Dataset items

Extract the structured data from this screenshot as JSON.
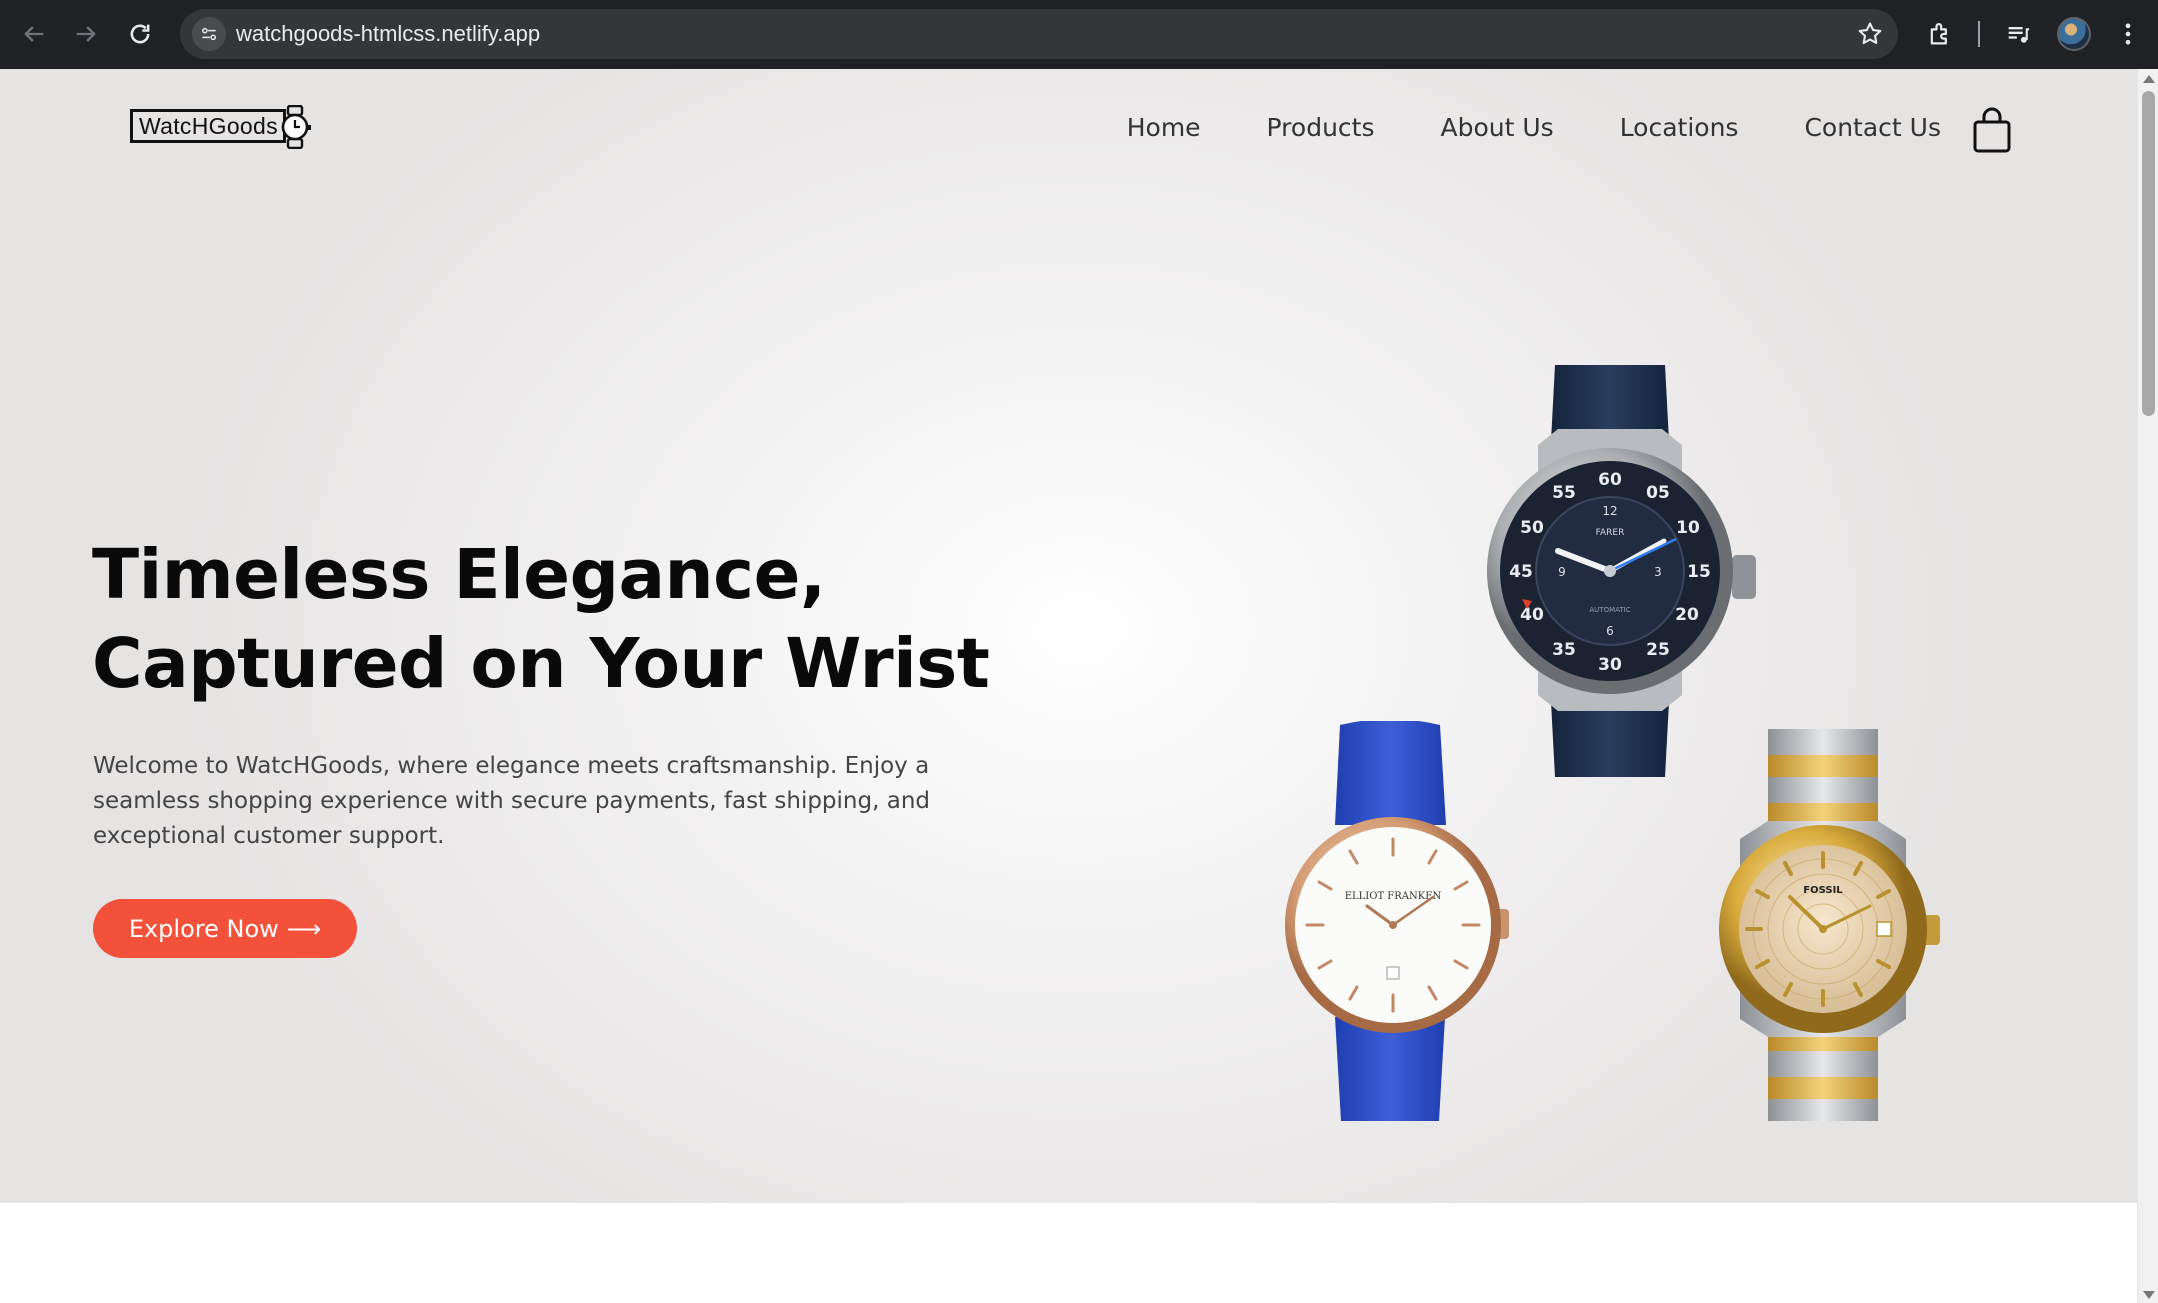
{
  "browser": {
    "url": "watchgoods-htmlcss.netlify.app",
    "icons": [
      "back-icon",
      "forward-icon",
      "reload-icon",
      "site-settings-icon",
      "bookmark-star-icon",
      "extensions-icon",
      "media-controls-icon",
      "profile-avatar",
      "kebab-menu-icon"
    ]
  },
  "site": {
    "logo_text": "WatcHGoods",
    "nav": [
      "Home",
      "Products",
      "About Us",
      "Locations",
      "Contact Us"
    ],
    "cart_icon": "shopping-bag-icon"
  },
  "hero": {
    "title_line1": "Timeless Elegance,",
    "title_line2": "Captured on Your Wrist",
    "description": "Welcome to WatcHGoods, where elegance meets craftsmanship. Enjoy a seamless shopping experience with secure payments, fast shipping, and exceptional customer support.",
    "cta_label": "Explore Now",
    "cta_arrow": "⟶",
    "accent_color": "#f4513a"
  },
  "watches": [
    {
      "brand": "FARER",
      "dial_text": "AUTOMATIC",
      "strap": "navy fabric",
      "dial": "dark navy"
    },
    {
      "brand": "ELLIOT FRANKEN",
      "strap": "blue leather",
      "case": "rose gold",
      "dial": "white"
    },
    {
      "brand": "FOSSIL",
      "strap": "two-tone steel bracelet",
      "case": "gold",
      "dial": "champagne"
    }
  ]
}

Work required
Write out each entry exactly as given, but skip the pictures.

Reply
Extract the structured data from this screenshot as JSON.
{
  "browser": {
    "url": "watchgoods-htmlcss.netlify.app",
    "icons": [
      "back-icon",
      "forward-icon",
      "reload-icon",
      "site-settings-icon",
      "bookmark-star-icon",
      "extensions-icon",
      "media-controls-icon",
      "profile-avatar",
      "kebab-menu-icon"
    ]
  },
  "site": {
    "logo_text": "WatcHGoods",
    "nav": [
      "Home",
      "Products",
      "About Us",
      "Locations",
      "Contact Us"
    ],
    "cart_icon": "shopping-bag-icon"
  },
  "hero": {
    "title_line1": "Timeless Elegance,",
    "title_line2": "Captured on Your Wrist",
    "description": "Welcome to WatcHGoods, where elegance meets craftsmanship. Enjoy a seamless shopping experience with secure payments, fast shipping, and exceptional customer support.",
    "cta_label": "Explore Now",
    "cta_arrow": "⟶",
    "accent_color": "#f4513a"
  },
  "watches": [
    {
      "brand": "FARER",
      "dial_text": "AUTOMATIC",
      "strap": "navy fabric",
      "dial": "dark navy"
    },
    {
      "brand": "ELLIOT FRANKEN",
      "strap": "blue leather",
      "case": "rose gold",
      "dial": "white"
    },
    {
      "brand": "FOSSIL",
      "strap": "two-tone steel bracelet",
      "case": "gold",
      "dial": "champagne"
    }
  ]
}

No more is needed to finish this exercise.